_Work to do:_ Pick out all lines with the word "arquivos" from the records that follow.

---+---

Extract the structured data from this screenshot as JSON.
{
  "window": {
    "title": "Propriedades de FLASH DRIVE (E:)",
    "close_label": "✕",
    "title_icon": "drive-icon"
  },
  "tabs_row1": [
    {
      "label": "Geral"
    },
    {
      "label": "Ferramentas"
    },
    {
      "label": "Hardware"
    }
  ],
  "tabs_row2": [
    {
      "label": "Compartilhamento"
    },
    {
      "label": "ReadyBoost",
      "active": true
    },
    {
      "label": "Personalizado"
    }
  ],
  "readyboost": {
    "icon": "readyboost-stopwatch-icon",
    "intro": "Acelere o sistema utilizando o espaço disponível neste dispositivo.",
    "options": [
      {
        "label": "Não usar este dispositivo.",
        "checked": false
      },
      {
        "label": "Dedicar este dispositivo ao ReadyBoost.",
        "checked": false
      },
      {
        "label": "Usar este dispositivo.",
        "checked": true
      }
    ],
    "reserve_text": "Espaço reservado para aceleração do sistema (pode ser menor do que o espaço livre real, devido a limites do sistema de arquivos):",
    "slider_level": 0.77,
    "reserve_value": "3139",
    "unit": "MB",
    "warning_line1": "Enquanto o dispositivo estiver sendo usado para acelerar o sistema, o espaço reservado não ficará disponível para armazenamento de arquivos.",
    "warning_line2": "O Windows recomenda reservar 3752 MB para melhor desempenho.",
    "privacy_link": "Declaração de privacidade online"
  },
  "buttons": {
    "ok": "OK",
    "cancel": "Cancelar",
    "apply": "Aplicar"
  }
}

---+---

_Written answer:_
    "reserve_text": "Espaço reservado para aceleração do sistema (pode ser menor do que o espaço livre real, devido a limites do sistema de arquivos):",
    "warning_line1": "Enquanto o dispositivo estiver sendo usado para acelerar o sistema, o espaço reservado não ficará disponível para armazenamento de arquivos.",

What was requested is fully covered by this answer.